▶ _TEXT BLOCK_:

This shows that Design B is 1 second faster than Design A, although it contains more operations.

== Adaptions ==

The six operators of the KLM can be reduced, but this decreases the accuracy of the model. If this low of an accuracy makes sense (e.g. "back-of-the-envelope" calculations) such a simplification can be sufficient.

While the existing KLM applies to desktop applications, the model might not fulfill the range of mobile tasks, or as Dunlop and Cross declaimed KLM is no longer precise for mobile devices. There are various efforts to extend the KLM regarding the use for mobile phones or touch devices. One of the significant contributions to this field is done by Holleis, who retained existing operators while revisiting the timing specifications. Furthermore, he introduced new operators: Distraction (X), Gesture (G), Initial Act (I).
While Li and Holleis both agree that the KLM model can be applied to predict task times on mobile devices, Li suggests further modifications to the model, by introducing a new concept called operator blocks. These are defined as "the sequence of operators that can be used with high repeatability by analyst of the extended KLM.". He also discards old operators and defines 5 new mental operators and 9 new physical operators, while 4 of the physical operators focus on pen-based operations.
Rice and Lartigue suggest numerous operators for touch devices together with updating existing operators naming the model TLM (Touch Level Model).
They retain the operators Keystroke (K/B), Homing (H), Mental (M) and Response Time (R(t)) and suggest new touch specific operators partly based on Holleis' suggested operators:

- Distraction. A multiplicative operator that adds time to other operators.

▶ _GIVEN PROBLEM A_: Copy out the rows from the first one through the line containing "favorites-list-icon bbox=[1745, 14, 1764, 32]", keeping every character unchanged.
The text and the rows come from unrelated sources.

(A series of records)
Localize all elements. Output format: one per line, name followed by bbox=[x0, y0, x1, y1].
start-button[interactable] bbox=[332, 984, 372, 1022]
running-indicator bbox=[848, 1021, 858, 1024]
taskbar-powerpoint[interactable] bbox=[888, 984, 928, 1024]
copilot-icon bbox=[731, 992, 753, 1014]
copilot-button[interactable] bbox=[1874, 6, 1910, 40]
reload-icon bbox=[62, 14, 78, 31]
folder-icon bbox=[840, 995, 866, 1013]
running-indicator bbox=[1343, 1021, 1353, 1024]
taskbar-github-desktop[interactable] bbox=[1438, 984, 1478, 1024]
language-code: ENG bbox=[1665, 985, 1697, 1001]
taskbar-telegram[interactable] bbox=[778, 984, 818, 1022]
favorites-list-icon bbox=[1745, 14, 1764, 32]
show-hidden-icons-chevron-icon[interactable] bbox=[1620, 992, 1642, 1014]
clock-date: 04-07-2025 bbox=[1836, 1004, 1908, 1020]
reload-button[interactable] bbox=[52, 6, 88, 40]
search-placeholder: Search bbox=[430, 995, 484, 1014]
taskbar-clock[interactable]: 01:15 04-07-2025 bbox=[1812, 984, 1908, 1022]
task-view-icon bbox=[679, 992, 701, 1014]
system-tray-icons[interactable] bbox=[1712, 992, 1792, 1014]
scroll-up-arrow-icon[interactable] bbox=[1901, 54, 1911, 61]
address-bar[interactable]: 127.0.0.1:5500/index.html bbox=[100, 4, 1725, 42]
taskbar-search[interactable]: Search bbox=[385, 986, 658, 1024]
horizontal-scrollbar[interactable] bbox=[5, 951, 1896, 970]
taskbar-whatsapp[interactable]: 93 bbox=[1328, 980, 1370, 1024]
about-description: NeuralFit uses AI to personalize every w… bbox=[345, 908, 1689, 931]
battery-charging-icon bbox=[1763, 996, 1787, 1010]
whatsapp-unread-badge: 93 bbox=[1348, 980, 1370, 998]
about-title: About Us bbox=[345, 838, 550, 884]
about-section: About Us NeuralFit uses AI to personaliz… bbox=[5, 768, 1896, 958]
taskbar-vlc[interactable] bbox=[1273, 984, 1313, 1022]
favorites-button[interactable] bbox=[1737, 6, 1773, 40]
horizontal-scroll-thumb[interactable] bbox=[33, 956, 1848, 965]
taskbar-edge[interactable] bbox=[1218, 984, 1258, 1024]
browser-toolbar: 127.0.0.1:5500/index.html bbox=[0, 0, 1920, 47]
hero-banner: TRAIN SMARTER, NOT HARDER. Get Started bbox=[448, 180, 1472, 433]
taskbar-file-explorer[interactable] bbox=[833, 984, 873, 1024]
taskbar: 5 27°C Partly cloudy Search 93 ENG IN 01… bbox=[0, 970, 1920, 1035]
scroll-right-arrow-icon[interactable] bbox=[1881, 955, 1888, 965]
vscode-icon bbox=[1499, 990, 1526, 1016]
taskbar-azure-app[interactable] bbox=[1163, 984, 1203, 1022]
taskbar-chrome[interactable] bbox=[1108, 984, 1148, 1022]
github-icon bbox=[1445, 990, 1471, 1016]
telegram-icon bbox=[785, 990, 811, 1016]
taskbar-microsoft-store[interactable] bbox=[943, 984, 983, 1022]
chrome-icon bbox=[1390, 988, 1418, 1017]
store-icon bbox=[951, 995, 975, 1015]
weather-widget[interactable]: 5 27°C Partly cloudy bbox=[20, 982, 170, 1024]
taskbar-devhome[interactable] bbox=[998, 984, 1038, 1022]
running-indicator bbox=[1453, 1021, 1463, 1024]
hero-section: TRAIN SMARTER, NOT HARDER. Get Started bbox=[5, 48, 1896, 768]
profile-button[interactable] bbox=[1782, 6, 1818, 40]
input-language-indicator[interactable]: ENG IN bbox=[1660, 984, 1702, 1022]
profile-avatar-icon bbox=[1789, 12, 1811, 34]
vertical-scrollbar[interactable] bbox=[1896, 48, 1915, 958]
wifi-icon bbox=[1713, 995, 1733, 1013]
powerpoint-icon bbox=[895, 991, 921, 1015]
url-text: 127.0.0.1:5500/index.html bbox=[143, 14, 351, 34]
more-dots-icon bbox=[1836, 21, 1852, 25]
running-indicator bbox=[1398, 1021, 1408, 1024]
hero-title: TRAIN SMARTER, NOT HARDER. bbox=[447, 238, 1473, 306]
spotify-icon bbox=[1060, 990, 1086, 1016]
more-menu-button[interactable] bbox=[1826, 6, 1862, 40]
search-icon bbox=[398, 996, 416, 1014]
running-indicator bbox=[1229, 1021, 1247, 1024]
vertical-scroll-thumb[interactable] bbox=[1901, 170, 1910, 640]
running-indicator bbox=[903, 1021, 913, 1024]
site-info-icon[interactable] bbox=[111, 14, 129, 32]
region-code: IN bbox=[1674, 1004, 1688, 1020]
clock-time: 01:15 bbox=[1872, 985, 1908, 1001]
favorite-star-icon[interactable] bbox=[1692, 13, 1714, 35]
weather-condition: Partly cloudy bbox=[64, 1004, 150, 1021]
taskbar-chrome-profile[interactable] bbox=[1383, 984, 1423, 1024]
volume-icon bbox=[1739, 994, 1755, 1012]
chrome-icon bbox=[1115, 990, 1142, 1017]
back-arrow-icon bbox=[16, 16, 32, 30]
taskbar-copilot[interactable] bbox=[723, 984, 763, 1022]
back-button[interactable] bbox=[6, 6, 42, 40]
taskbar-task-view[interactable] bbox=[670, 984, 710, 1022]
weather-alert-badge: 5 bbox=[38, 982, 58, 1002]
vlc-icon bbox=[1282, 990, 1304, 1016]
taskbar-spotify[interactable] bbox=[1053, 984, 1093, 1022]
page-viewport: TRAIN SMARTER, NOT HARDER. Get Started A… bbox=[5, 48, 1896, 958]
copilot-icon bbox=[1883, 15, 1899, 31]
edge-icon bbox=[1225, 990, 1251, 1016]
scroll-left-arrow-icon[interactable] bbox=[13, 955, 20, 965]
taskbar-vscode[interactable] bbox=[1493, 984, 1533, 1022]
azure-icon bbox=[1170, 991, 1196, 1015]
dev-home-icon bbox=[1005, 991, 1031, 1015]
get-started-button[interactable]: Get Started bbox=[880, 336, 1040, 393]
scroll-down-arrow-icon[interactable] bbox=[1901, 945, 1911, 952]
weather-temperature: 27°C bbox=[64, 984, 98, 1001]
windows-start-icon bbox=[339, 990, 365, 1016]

▶ _GIVEN PROBLEM B_: Summarize the passage on KLM adaptations in two sentences.

▶ _RESULT A_:
Localize all elements. Output format: one per line, name followed by bbox=[x0, y0, x1, y1].
start-button[interactable] bbox=[332, 984, 372, 1022]
running-indicator bbox=[848, 1021, 858, 1024]
taskbar-powerpoint[interactable] bbox=[888, 984, 928, 1024]
copilot-icon bbox=[731, 992, 753, 1014]
copilot-button[interactable] bbox=[1874, 6, 1910, 40]
reload-icon bbox=[62, 14, 78, 31]
folder-icon bbox=[840, 995, 866, 1013]
running-indicator bbox=[1343, 1021, 1353, 1024]
taskbar-github-desktop[interactable] bbox=[1438, 984, 1478, 1024]
language-code: ENG bbox=[1665, 985, 1697, 1001]
taskbar-telegram[interactable] bbox=[778, 984, 818, 1022]
favorites-list-icon bbox=[1745, 14, 1764, 32]

▶ _RESULT B_: The KLM's six operators can be reduced at some cost in accuracy. Because the model was built for desktop applications, several researchers have extended it for mobile and touch devices: Holleis kept the existing operators, revised their timings, and added Distraction, Gesture and Initial Act; Li introduced operator blocks along with new mental and physical operators; and Rice and Lartigue proposed the Touch Level Model with new touch-specific operators.